Lo que se espera | Enumera todas las cosas cuyo olor percibe quien narra al salir del cuarto, según el fragmento.

Fragmento seleccionado |
###
En casa, lejos de la rutina, el cuarto
en el que crecí, ahora vacio, solo mi cama y mis maletas. Las nueve de la
mañana y ahí está otra vez, mi papá tocando la puerta, insistente para que me
levante, tal vez esa es una de las cosas que definitivamente no extrañaba. En
fin, con trabajo me quito la cobija, un suspiro y de pie. Mi perro solo me
observa, tampoco quiere bajarse de la cama… uno, dos intentos y nada. Se mete
entre las cobijas y decido dejarlo ahí.
Entonces salgo del
cuarto. Inmediatamente ese olor que en estos días no podía faltar. Las flores,
el incienso y claro ese mole que tanto le gustaba a mi abuelita. Unos pasos y me encuentro
frente a su ofrenda. No puedo evitarlo, me quedo inmóvil, todo lo que veo me es
tan familiar que es muy difícil recordar que ya no está. Pero… las fotos, esas
fotos donde se ve tan joven, donde parecía eterna, es lo único que nos queda de
ella, el único lugar donde ahora podemos verla.
###
Información registrada |
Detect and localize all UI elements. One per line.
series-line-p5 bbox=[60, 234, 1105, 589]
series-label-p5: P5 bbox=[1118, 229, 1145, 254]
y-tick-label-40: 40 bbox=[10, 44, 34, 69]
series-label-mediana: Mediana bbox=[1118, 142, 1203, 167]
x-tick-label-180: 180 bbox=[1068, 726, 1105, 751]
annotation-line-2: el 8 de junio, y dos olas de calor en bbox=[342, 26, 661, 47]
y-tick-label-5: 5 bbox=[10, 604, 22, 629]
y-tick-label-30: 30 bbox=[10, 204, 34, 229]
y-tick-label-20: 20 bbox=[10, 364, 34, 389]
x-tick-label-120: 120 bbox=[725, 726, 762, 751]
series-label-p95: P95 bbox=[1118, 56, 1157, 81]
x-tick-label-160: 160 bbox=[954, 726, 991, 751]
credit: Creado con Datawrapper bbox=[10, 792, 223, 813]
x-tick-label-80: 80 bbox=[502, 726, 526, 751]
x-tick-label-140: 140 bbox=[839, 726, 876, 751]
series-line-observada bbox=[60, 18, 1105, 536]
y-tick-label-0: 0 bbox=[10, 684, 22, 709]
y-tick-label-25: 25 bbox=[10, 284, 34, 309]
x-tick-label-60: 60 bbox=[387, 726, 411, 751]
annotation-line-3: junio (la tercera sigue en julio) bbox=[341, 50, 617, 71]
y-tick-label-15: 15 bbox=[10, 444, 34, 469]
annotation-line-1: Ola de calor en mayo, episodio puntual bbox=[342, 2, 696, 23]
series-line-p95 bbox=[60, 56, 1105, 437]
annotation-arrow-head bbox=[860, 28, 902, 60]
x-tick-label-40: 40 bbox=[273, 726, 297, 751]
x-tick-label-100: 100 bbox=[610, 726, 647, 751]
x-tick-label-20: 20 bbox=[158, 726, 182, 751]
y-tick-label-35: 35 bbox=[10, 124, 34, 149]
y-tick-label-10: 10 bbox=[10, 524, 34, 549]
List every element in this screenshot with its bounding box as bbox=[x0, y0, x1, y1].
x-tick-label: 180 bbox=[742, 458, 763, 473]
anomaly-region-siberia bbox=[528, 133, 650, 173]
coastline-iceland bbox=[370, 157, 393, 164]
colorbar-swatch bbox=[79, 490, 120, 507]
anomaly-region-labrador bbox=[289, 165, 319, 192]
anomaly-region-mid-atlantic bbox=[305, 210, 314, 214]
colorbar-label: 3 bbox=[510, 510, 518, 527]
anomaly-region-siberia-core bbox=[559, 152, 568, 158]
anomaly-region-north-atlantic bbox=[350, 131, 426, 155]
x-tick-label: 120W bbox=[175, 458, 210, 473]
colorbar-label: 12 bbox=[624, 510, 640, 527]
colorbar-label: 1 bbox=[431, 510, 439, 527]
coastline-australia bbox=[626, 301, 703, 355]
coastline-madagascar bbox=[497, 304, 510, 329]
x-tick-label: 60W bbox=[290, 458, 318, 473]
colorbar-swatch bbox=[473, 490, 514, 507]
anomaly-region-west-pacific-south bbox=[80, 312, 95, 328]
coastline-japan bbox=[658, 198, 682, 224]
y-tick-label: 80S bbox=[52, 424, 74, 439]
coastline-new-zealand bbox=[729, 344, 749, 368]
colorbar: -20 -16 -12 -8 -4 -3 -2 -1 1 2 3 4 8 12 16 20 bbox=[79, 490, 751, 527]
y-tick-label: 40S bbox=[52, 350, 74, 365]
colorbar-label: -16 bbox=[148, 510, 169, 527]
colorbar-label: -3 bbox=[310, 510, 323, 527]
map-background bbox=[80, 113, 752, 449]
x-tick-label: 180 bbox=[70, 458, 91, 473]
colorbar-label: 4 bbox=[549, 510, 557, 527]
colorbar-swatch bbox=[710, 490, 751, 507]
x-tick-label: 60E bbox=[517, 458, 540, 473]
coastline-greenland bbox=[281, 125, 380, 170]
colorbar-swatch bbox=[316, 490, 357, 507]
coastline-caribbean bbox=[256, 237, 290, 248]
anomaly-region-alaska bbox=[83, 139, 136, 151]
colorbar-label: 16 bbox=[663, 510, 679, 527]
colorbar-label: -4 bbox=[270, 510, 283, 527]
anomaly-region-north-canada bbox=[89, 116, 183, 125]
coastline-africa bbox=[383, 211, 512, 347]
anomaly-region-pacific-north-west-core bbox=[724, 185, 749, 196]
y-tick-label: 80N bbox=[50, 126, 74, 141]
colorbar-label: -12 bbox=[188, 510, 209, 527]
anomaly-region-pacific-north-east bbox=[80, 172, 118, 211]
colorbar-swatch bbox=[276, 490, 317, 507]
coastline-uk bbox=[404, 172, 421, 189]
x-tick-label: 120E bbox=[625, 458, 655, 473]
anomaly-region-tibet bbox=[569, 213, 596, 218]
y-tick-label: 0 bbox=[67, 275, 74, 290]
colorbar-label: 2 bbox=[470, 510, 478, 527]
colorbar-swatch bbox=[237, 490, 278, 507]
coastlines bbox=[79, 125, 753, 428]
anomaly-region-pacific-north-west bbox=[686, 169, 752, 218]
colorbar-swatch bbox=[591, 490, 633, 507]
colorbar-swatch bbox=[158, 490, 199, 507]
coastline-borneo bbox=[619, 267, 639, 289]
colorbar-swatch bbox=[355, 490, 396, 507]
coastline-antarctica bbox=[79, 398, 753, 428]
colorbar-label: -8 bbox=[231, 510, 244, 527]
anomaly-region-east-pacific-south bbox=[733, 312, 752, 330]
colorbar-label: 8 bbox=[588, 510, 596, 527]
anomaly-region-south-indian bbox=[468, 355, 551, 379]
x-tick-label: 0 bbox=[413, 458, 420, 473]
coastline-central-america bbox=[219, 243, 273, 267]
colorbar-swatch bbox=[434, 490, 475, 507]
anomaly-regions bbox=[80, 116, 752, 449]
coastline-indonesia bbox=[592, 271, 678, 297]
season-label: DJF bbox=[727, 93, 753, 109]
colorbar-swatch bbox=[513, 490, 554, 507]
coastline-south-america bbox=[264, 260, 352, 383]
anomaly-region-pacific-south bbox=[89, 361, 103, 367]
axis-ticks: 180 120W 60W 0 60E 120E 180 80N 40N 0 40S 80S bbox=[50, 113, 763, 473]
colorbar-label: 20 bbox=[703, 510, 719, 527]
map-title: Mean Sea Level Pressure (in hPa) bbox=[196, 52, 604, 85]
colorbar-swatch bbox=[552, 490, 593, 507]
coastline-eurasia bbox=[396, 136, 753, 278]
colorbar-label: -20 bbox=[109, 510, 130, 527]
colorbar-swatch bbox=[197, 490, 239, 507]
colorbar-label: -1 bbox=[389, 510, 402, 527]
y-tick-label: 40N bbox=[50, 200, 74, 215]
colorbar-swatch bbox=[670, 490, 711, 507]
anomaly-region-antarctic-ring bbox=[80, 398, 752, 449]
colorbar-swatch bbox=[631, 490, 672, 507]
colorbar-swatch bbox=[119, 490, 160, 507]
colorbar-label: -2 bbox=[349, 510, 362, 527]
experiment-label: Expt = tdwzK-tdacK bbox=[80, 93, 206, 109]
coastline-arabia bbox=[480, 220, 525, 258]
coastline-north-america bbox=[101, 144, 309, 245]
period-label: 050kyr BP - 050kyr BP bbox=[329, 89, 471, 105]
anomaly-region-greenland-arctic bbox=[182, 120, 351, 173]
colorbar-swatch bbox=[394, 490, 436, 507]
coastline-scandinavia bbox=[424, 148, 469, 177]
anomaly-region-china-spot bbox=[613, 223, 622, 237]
###
El resultado | Las flores, el incienso y el mole.